[WRITTEN PROBLEM] Repeat every record below exactly as written.

[SUPPLIED ENTRIES]

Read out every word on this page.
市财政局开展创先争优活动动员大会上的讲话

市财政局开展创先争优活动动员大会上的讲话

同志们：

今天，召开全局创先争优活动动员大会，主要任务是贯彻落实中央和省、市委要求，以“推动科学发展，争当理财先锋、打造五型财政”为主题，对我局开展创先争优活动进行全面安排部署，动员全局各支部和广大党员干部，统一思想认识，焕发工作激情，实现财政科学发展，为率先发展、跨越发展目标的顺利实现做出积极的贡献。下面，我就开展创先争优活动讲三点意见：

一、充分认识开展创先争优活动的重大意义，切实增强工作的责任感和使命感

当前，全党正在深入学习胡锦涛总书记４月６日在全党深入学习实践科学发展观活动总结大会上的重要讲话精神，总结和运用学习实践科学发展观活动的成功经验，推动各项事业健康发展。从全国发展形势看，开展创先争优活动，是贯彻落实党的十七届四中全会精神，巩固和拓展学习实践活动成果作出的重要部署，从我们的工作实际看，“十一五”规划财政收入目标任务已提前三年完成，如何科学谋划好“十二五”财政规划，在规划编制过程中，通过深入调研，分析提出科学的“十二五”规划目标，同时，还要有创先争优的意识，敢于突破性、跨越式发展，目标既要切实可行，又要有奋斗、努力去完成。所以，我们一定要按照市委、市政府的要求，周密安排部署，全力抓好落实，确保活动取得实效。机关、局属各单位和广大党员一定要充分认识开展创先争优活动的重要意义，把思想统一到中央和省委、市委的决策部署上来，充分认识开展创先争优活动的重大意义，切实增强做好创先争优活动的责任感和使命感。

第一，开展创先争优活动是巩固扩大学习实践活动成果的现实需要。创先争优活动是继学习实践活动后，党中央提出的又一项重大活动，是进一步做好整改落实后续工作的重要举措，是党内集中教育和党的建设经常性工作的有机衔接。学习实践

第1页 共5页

[COMPLETE RESPONSE]
Read out every word on this page.
市财政局开展创先争优活动动员大会上的讲话

市财政局开展创先争优活动动员大会上的讲话

同志们：

今天，召开全局创先争优活动动员大会，主要任务是贯彻落实中央和省、市委要求，以“推动科学发展，争当理财先锋、打造五型财政”为主题，对我局开展创先争优活动进行全面安排部署，动员全局各支部和广大党员干部，统一思想认识，焕发工作激情，实现财政科学发展，为率先发展、跨越发展目标的顺利实现做出积极的贡献。下面，我就开展创先争优活动讲三点意见：

一、充分认识开展创先争优活动的重大意义，切实增强工作的责任感和使命感

当前，全党正在深入学习胡锦涛总书记４月６日在全党深入学习实践科学发展观活动总结大会上的重要讲话精神，总结和运用学习实践科学发展观活动的成功经验，推动各项事业健康发展。从全国发展形势看，开展创先争优活动，是贯彻落实党的十七届四中全会精神，巩固和拓展学习实践活动成果作出的重要部署，从我们的工作实际看，“十一五”规划财政收入目标任务已提前三年完成，如何科学谋划好“十二五”财政规划，在规划编制过程中，通过深入调研，分析提出科学的“十二五”规划目标，同时，还要有创先争优的意识，敢于突破性、跨越式发展，目标既要切实可行，又要有奋斗、努力去完成。所以，我们一定要按照市委、市政府的要求，周密安排部署，全力抓好落实，确保活动取得实效。机关、局属各单位和广大党员一定要充分认识开展创先争优活动的重要意义，把思想统一到中央和省委、市委的决策部署上来，充分认识开展创先争优活动的重大意义，切实增强做好创先争优活动的责任感和使命感。

第一，开展创先争优活动是巩固扩大学习实践活动成果的现实需要。创先争优活动是继学习实践活动后，党中央提出的又一项重大活动，是进一步做好整改落实后续工作的重要举措，是党内集中教育和党的建设经常性工作的有机衔接。学习实践

第1页 共5页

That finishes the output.